* BEGIN *

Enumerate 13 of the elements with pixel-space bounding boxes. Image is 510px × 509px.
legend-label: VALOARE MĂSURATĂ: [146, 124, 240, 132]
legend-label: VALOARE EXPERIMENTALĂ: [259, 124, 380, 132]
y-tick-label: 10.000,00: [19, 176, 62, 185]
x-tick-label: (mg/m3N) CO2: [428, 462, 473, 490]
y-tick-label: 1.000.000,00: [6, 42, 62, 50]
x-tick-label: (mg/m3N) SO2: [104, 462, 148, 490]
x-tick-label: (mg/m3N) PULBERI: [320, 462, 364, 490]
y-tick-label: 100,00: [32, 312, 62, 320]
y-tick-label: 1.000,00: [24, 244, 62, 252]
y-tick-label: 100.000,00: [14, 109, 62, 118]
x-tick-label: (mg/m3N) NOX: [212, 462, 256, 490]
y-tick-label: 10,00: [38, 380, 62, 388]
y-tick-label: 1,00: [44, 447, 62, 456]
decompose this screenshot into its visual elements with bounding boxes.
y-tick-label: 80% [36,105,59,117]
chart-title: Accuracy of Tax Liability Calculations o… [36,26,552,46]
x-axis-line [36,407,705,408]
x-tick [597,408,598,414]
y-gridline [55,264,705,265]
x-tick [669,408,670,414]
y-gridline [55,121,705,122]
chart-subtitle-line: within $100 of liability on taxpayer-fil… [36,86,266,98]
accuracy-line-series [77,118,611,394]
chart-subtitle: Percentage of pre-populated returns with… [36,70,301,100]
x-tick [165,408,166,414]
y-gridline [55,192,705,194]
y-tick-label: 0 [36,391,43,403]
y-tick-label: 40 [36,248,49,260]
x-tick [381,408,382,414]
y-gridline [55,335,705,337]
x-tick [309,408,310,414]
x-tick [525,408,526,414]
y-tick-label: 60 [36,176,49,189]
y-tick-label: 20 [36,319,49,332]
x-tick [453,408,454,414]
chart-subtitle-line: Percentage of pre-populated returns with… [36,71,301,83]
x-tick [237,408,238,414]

* END *

* _EXERCISE AIM_
Reproduce all of the records above verbatim, line by line and in their original order.

* _REPLY TO THE TASK_
Enumerate 13 of the elements with pixel-space bounding boxes. Image is 510px × 509px.
legend-label: VALOARE MĂSURATĂ: [146, 124, 240, 132]
legend-label: VALOARE EXPERIMENTALĂ: [259, 124, 380, 132]
y-tick-label: 10.000,00: [19, 176, 62, 185]
x-tick-label: (mg/m3N) CO2: [428, 462, 473, 490]
y-tick-label: 1.000.000,00: [6, 42, 62, 50]
x-tick-label: (mg/m3N) SO2: [104, 462, 148, 490]
x-tick-label: (mg/m3N) PULBERI: [320, 462, 364, 490]
y-tick-label: 100,00: [32, 312, 62, 320]
y-tick-label: 1.000,00: [24, 244, 62, 252]
y-tick-label: 100.000,00: [14, 109, 62, 118]
x-tick-label: (mg/m3N) NOX: [212, 462, 256, 490]
y-tick-label: 10,00: [38, 380, 62, 388]
y-tick-label: 1,00: [44, 447, 62, 456]
decompose this screenshot into its visual elements with bounding boxes.
y-tick-label: 80% [36,105,59,117]
chart-title: Accuracy of Tax Liability Calculations o… [36,26,552,46]
x-axis-line [36,407,705,408]
x-tick [597,408,598,414]
y-gridline [55,264,705,265]
x-tick [669,408,670,414]
y-gridline [55,121,705,122]
chart-subtitle-line: within $100 of liability on taxpayer-fil… [36,86,266,98]
accuracy-line-series [77,118,611,394]
chart-subtitle: Percentage of pre-populated returns with… [36,70,301,100]
x-tick [165,408,166,414]
y-gridline [55,192,705,194]
y-tick-label: 0 [36,391,43,403]
y-tick-label: 40 [36,248,49,260]
x-tick [381,408,382,414]
y-gridline [55,335,705,337]
x-tick [309,408,310,414]
x-tick [525,408,526,414]
y-tick-label: 60 [36,176,49,189]
y-tick-label: 20 [36,319,49,332]
x-tick [453,408,454,414]
chart-subtitle-line: Percentage of pre-populated returns with… [36,71,301,83]
x-tick [237,408,238,414]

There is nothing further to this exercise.